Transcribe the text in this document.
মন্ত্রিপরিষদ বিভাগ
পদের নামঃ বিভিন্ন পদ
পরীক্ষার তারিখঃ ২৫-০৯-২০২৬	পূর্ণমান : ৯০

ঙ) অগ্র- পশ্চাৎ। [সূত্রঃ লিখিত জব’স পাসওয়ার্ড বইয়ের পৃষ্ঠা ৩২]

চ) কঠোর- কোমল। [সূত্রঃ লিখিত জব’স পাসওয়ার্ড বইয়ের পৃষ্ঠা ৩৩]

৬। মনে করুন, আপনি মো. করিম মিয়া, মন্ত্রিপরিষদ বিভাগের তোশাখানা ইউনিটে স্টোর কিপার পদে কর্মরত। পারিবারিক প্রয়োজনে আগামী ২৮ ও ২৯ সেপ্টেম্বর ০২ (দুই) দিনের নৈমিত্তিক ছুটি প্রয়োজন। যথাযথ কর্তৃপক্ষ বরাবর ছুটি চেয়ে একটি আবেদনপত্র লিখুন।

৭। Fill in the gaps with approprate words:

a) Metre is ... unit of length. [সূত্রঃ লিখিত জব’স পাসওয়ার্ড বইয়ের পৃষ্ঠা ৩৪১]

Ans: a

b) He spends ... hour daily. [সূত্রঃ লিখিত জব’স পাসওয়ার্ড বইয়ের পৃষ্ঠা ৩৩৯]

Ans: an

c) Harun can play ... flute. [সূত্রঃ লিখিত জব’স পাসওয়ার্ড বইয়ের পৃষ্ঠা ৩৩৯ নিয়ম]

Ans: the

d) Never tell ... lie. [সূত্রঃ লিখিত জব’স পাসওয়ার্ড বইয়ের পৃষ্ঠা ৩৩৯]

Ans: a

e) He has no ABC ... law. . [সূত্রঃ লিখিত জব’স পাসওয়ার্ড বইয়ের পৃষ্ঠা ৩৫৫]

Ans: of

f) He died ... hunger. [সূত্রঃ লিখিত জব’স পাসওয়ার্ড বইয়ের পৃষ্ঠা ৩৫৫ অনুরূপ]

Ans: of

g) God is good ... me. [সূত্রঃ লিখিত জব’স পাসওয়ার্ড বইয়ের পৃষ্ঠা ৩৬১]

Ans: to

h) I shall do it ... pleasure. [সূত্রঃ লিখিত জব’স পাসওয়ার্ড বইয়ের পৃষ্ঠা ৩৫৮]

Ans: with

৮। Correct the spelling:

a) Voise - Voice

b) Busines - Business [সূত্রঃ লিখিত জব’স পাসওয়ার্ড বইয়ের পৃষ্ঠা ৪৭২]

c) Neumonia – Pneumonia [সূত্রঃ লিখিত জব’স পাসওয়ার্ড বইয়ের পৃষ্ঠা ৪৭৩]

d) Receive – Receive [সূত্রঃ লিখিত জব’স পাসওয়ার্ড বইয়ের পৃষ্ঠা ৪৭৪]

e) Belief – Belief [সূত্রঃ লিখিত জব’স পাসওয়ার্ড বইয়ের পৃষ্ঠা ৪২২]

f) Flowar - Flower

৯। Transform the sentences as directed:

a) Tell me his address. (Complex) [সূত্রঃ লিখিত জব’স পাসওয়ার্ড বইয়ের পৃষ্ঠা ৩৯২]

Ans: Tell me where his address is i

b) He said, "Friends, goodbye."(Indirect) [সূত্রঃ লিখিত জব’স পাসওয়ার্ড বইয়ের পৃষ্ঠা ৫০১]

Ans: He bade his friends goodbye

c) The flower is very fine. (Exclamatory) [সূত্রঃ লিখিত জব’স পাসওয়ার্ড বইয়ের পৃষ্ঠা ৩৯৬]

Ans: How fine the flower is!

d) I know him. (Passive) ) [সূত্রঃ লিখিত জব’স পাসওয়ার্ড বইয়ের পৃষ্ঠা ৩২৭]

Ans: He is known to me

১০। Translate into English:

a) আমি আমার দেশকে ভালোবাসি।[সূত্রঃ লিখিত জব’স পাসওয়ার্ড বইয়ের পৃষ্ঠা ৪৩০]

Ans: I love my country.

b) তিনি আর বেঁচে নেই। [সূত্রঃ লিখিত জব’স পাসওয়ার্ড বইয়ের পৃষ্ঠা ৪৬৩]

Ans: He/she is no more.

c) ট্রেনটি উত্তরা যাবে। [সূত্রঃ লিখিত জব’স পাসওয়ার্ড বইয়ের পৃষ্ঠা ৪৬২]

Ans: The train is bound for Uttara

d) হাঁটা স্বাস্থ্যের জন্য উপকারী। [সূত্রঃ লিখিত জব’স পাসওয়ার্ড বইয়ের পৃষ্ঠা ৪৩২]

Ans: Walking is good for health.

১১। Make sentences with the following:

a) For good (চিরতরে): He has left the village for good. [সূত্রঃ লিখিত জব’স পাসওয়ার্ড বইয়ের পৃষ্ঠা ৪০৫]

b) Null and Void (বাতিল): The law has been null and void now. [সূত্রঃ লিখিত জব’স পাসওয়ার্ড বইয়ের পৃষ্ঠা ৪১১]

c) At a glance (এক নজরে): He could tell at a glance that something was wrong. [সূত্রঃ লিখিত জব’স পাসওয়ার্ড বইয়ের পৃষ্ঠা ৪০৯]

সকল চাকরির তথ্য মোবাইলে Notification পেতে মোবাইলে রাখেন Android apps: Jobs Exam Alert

○ ○ ○

WRITTEN INSTRUCTION:
Copy out the full listing exactly.

EXERCISE RESPONSE:
Transcribe the text in this document.
মন্ত্রিপরিষদ বিভাগ
পদের নামঃ বিভিন্ন পদ
পরীক্ষার তারিখঃ ২৫-০৯-২০২৬	পূর্ণমান : ৯০

ঙ) অগ্র- পশ্চাৎ। [সূত্রঃ লিখিত জব’স পাসওয়ার্ড বইয়ের পৃষ্ঠা ৩২]

চ) কঠোর- কোমল। [সূত্রঃ লিখিত জব’স পাসওয়ার্ড বইয়ের পৃষ্ঠা ৩৩]

৬। মনে করুন, আপনি মো. করিম মিয়া, মন্ত্রিপরিষদ বিভাগের তোশাখানা ইউনিটে স্টোর কিপার পদে কর্মরত। পারিবারিক প্রয়োজনে আগামী ২৮ ও ২৯ সেপ্টেম্বর ০২ (দুই) দিনের নৈমিত্তিক ছুটি প্রয়োজন। যথাযথ কর্তৃপক্ষ বরাবর ছুটি চেয়ে একটি আবেদনপত্র লিখুন।

৭। Fill in the gaps with approprate words:

a) Metre is ... unit of length. [সূত্রঃ লিখিত জব’স পাসওয়ার্ড বইয়ের পৃষ্ঠা ৩৪১]

Ans: a

b) He spends ... hour daily. [সূত্রঃ লিখিত জব’স পাসওয়ার্ড বইয়ের পৃষ্ঠা ৩৩৯]

Ans: an

c) Harun can play ... flute. [সূত্রঃ লিখিত জব’স পাসওয়ার্ড বইয়ের পৃষ্ঠা ৩৩৯ নিয়ম]

Ans: the

d) Never tell ... lie. [সূত্রঃ লিখিত জব’স পাসওয়ার্ড বইয়ের পৃষ্ঠা ৩৩৯]

Ans: a

e) He has no ABC ... law. . [সূত্রঃ লিখিত জব’স পাসওয়ার্ড বইয়ের পৃষ্ঠা ৩৫৫]

Ans: of

f) He died ... hunger. [সূত্রঃ লিখিত জব’স পাসওয়ার্ড বইয়ের পৃষ্ঠা ৩৫৫ অনুরূপ]

Ans: of

g) God is good ... me. [সূত্রঃ লিখিত জব’স পাসওয়ার্ড বইয়ের পৃষ্ঠা ৩৬১]

Ans: to

h) I shall do it ... pleasure. [সূত্রঃ লিখিত জব’স পাসওয়ার্ড বইয়ের পৃষ্ঠা ৩৫৮]

Ans: with

৮। Correct the spelling:

a) Voise - Voice

b) Busines - Business [সূত্রঃ লিখিত জব’স পাসওয়ার্ড বইয়ের পৃষ্ঠা ৪৭২]

c) Neumonia – Pneumonia [সূত্রঃ লিখিত জব’স পাসওয়ার্ড বইয়ের পৃষ্ঠা ৪৭৩]

d) Receive – Receive [সূত্রঃ লিখিত জব’স পাসওয়ার্ড বইয়ের পৃষ্ঠা ৪৭৪]

e) Belief – Belief [সূত্রঃ লিখিত জব’স পাসওয়ার্ড বইয়ের পৃষ্ঠা ৪২২]

f) Flowar - Flower

৯। Transform the sentences as directed:

a) Tell me his address. (Complex) [সূত্রঃ লিখিত জব’স পাসওয়ার্ড বইয়ের পৃষ্ঠা ৩৯২]

Ans: Tell me where his address is i

b) He said, "Friends, goodbye."(Indirect) [সূত্রঃ লিখিত জব’স পাসওয়ার্ড বইয়ের পৃষ্ঠা ৫০১]

Ans: He bade his friends goodbye

c) The flower is very fine. (Exclamatory) [সূত্রঃ লিখিত জব’স পাসওয়ার্ড বইয়ের পৃষ্ঠা ৩৯৬]

Ans: How fine the flower is!

d) I know him. (Passive) ) [সূত্রঃ লিখিত জব’স পাসওয়ার্ড বইয়ের পৃষ্ঠা ৩২৭]

Ans: He is known to me

১০। Translate into English:

a) আমি আমার দেশকে ভালোবাসি।[সূত্রঃ লিখিত জব’স পাসওয়ার্ড বইয়ের পৃষ্ঠা ৪৩০]

Ans: I love my country.

b) তিনি আর বেঁচে নেই। [সূত্রঃ লিখিত জব’স পাসওয়ার্ড বইয়ের পৃষ্ঠা ৪৬৩]

Ans: He/she is no more.

c) ট্রেনটি উত্তরা যাবে। [সূত্রঃ লিখিত জব’স পাসওয়ার্ড বইয়ের পৃষ্ঠা ৪৬২]

Ans: The train is bound for Uttara

d) হাঁটা স্বাস্থ্যের জন্য উপকারী। [সূত্রঃ লিখিত জব’স পাসওয়ার্ড বইয়ের পৃষ্ঠা ৪৩২]

Ans: Walking is good for health.

১১। Make sentences with the following:

a) For good (চিরতরে): He has left the village for good. [সূত্রঃ লিখিত জব’স পাসওয়ার্ড বইয়ের পৃষ্ঠা ৪০৫]

b) Null and Void (বাতিল): The law has been null and void now. [সূত্রঃ লিখিত জব’স পাসওয়ার্ড বইয়ের পৃষ্ঠা ৪১১]

c) At a glance (এক নজরে): He could tell at a glance that something was wrong. [সূত্রঃ লিখিত জব’স পাসওয়ার্ড বইয়ের পৃষ্ঠা ৪০৯]

সকল চাকরির তথ্য মোবাইলে Notification পেতে মোবাইলে রাখেন Android apps: Jobs Exam Alert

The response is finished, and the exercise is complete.